### YOUR TASK:
Copy the listing verbatim, excluding any images found in it.

### ROWS:

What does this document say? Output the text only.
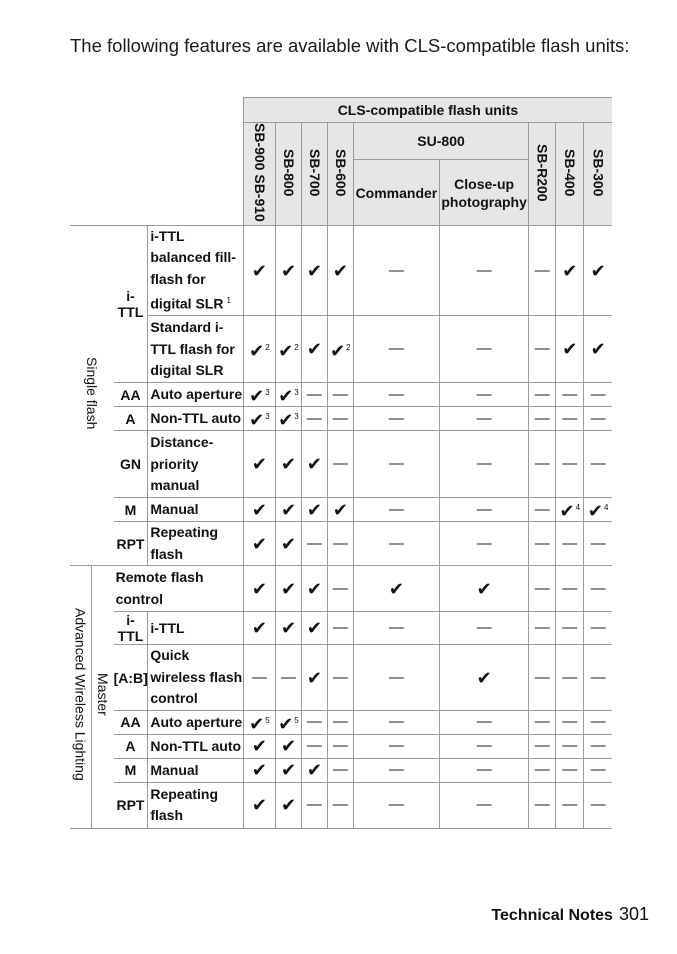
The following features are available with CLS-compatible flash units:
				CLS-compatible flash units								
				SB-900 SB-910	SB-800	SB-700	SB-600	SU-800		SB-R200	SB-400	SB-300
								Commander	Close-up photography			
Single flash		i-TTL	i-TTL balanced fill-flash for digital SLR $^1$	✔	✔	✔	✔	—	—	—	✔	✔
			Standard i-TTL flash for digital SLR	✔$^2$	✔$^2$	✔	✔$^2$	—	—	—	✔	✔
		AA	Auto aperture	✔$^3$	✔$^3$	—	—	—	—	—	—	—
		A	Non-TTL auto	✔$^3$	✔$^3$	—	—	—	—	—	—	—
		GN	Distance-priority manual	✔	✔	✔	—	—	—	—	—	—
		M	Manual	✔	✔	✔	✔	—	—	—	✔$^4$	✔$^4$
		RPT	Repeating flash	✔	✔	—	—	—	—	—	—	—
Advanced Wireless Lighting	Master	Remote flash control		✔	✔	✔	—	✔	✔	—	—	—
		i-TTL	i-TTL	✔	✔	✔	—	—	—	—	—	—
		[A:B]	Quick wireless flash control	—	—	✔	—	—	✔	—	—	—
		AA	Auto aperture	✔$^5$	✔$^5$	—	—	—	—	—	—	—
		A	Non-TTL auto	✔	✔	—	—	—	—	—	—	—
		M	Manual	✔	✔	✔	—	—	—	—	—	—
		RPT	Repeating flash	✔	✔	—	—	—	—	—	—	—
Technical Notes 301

### OUTPUT OF THE EXERCISE:
What does this document say? Output the text only.
The following features are available with CLS-compatible flash units:
				CLS-compatible flash units								
				SB-900 SB-910	SB-800	SB-700	SB-600	SU-800		SB-R200	SB-400	SB-300
								Commander	Close-up photography			
Single flash		i-TTL	i-TTL balanced fill-flash for digital SLR $^1$	✔	✔	✔	✔	—	—	—	✔	✔
			Standard i-TTL flash for digital SLR	✔$^2$	✔$^2$	✔	✔$^2$	—	—	—	✔	✔
		AA	Auto aperture	✔$^3$	✔$^3$	—	—	—	—	—	—	—
		A	Non-TTL auto	✔$^3$	✔$^3$	—	—	—	—	—	—	—
		GN	Distance-priority manual	✔	✔	✔	—	—	—	—	—	—
		M	Manual	✔	✔	✔	✔	—	—	—	✔$^4$	✔$^4$
		RPT	Repeating flash	✔	✔	—	—	—	—	—	—	—
Advanced Wireless Lighting	Master	Remote flash control		✔	✔	✔	—	✔	✔	—	—	—
		i-TTL	i-TTL	✔	✔	✔	—	—	—	—	—	—
		[A:B]	Quick wireless flash control	—	—	✔	—	—	✔	—	—	—
		AA	Auto aperture	✔$^5$	✔$^5$	—	—	—	—	—	—	—
		A	Non-TTL auto	✔	✔	—	—	—	—	—	—	—
		M	Manual	✔	✔	✔	—	—	—	—	—	—
		RPT	Repeating flash	✔	✔	—	—	—	—	—	—	—
Technical Notes 301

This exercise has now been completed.